-- begin --
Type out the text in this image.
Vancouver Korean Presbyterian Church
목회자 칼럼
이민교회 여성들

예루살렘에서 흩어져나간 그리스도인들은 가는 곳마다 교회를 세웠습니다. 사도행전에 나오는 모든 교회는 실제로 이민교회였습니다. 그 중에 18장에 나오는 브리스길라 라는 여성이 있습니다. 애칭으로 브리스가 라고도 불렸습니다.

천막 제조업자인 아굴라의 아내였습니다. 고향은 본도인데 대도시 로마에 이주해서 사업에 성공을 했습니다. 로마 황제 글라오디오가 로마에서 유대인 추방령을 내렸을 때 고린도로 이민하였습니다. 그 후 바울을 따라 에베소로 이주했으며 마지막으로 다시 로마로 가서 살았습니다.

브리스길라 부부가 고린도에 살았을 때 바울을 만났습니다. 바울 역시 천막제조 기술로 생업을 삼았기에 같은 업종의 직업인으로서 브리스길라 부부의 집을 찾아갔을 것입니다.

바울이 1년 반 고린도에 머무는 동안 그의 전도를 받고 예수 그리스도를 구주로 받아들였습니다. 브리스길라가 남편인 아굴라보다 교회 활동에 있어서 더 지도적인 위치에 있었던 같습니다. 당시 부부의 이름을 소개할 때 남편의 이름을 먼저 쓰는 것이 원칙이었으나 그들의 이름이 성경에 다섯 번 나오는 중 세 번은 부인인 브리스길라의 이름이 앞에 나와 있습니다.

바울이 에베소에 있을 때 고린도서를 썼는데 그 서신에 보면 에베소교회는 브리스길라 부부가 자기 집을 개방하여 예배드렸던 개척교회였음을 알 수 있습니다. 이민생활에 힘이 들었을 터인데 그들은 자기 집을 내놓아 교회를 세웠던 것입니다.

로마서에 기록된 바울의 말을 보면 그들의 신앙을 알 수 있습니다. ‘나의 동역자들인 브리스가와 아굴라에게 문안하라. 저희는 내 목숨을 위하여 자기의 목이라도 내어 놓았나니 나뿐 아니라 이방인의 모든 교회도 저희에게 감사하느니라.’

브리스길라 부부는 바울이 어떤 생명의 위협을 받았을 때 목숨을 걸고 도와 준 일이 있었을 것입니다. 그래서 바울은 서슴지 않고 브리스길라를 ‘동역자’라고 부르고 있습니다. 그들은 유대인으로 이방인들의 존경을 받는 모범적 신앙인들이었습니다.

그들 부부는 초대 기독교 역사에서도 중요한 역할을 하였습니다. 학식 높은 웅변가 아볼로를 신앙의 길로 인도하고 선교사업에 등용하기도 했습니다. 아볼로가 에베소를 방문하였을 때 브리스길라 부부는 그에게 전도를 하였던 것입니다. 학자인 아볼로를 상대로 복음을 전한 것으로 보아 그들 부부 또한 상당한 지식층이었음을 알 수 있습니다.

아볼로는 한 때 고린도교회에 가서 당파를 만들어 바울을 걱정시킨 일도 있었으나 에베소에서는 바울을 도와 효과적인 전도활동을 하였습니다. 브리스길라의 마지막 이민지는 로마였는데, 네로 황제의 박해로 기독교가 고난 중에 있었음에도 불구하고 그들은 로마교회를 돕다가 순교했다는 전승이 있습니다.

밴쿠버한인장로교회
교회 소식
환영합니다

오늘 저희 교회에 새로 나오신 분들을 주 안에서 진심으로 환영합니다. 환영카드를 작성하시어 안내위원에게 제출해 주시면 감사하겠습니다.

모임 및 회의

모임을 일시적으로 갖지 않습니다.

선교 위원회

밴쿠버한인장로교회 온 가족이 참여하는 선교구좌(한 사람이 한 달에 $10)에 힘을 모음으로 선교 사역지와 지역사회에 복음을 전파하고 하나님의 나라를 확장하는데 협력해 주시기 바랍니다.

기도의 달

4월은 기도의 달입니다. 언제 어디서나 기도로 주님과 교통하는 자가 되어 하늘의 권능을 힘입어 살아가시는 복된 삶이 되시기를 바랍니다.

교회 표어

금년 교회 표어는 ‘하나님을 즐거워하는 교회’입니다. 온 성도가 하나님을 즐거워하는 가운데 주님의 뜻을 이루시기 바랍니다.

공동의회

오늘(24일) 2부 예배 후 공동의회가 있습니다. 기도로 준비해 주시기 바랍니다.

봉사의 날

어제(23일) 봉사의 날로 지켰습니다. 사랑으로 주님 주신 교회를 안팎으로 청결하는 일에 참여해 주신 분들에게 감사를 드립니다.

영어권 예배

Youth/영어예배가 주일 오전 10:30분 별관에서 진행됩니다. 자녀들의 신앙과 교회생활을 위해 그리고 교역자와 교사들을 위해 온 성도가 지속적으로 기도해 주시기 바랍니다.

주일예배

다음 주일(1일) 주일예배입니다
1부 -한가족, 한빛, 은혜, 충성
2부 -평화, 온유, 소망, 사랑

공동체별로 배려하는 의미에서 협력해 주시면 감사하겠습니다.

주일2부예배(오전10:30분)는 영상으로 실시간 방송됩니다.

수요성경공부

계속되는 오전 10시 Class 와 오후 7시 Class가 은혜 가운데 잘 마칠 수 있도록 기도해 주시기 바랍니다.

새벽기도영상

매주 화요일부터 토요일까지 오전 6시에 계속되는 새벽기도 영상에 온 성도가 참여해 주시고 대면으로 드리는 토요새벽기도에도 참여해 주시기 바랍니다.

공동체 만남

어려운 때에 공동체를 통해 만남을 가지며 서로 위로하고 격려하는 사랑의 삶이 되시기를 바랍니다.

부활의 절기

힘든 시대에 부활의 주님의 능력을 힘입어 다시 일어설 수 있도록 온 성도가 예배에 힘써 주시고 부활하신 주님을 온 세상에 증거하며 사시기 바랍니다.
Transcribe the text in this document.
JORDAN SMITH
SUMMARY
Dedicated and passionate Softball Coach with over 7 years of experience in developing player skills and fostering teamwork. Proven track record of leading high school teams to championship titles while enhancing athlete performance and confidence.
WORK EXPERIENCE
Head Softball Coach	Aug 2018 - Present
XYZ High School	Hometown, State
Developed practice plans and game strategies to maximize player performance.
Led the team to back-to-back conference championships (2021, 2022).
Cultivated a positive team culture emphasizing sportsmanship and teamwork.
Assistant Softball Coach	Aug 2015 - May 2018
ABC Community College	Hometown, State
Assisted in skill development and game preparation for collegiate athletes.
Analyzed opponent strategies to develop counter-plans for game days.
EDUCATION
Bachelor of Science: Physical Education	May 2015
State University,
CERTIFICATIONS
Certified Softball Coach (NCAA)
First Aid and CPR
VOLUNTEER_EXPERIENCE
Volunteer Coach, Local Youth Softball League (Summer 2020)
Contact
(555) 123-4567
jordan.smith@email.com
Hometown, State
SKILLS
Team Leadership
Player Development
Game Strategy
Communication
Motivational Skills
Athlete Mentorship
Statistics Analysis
-- end --
**AIM**
Read the entries above, then pull out the lines that include "strategies".

**FINISHED ANSWER**
Developed practice plans and game strategies to maximize player performance.
Analyzed opponent strategies to develop counter-plans for game days.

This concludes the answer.